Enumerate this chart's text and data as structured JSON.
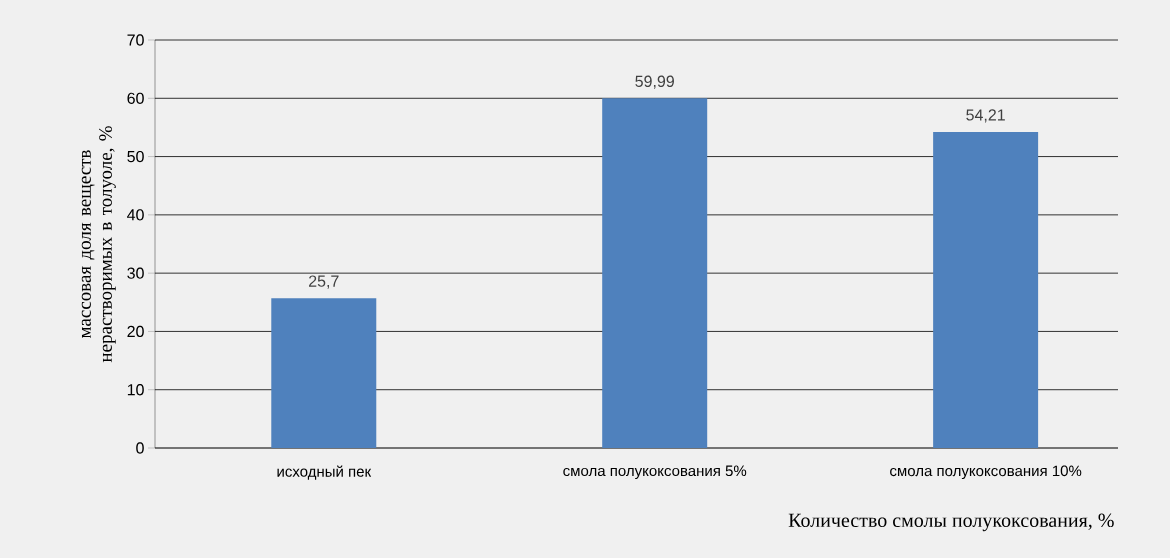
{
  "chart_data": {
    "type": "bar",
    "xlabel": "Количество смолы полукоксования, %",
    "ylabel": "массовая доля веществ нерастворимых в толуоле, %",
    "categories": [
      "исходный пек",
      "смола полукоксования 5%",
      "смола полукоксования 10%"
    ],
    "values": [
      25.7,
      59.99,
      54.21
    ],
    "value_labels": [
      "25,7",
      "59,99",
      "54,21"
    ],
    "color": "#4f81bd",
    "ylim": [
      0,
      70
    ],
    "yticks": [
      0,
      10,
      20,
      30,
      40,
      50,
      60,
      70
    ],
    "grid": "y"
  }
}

==

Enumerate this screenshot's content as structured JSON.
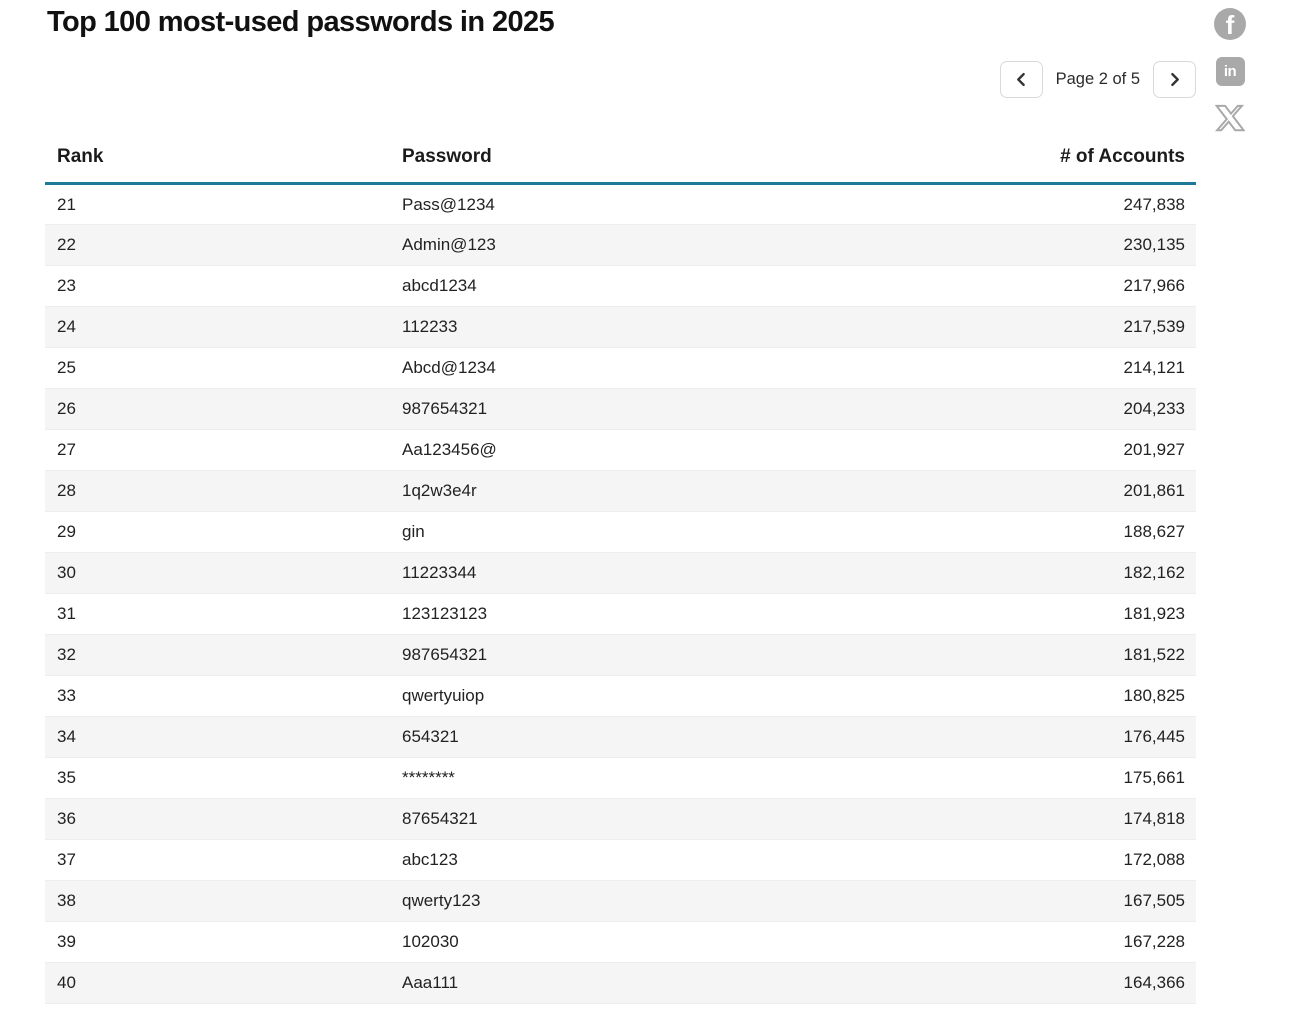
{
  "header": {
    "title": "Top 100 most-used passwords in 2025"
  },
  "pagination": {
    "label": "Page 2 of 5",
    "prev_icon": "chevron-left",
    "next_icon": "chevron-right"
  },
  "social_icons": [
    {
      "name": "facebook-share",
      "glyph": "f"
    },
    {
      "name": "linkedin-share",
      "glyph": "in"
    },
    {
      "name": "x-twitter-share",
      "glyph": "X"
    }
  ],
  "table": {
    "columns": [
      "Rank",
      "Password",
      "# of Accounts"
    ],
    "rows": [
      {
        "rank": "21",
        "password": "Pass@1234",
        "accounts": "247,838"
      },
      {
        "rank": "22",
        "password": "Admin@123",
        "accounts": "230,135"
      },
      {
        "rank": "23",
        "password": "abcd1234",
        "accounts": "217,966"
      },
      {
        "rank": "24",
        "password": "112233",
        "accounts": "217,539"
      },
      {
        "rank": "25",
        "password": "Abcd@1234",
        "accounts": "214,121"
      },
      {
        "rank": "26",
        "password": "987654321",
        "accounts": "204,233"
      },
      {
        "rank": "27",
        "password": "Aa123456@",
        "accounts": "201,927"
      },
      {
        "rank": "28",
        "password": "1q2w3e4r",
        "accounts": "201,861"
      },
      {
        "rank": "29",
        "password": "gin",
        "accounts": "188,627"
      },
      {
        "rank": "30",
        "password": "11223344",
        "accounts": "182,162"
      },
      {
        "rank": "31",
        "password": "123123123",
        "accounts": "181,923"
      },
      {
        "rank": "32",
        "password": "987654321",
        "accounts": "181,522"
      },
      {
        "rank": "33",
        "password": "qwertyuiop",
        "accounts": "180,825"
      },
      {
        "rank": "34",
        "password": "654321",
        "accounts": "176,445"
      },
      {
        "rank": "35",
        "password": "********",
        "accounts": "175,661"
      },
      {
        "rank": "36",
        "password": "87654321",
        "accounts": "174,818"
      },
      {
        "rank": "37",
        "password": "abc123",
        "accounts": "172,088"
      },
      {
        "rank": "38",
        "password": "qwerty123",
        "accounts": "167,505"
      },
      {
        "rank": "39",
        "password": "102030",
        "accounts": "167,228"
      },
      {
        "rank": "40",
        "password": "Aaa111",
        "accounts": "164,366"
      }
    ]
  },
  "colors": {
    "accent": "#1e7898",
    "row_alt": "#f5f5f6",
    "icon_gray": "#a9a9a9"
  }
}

Task requirements
Locate all lines in the listing above with the word "chevron". Copy them.

Solution to the problem
    "prev_icon": "chevron-left",
    "next_icon": "chevron-right"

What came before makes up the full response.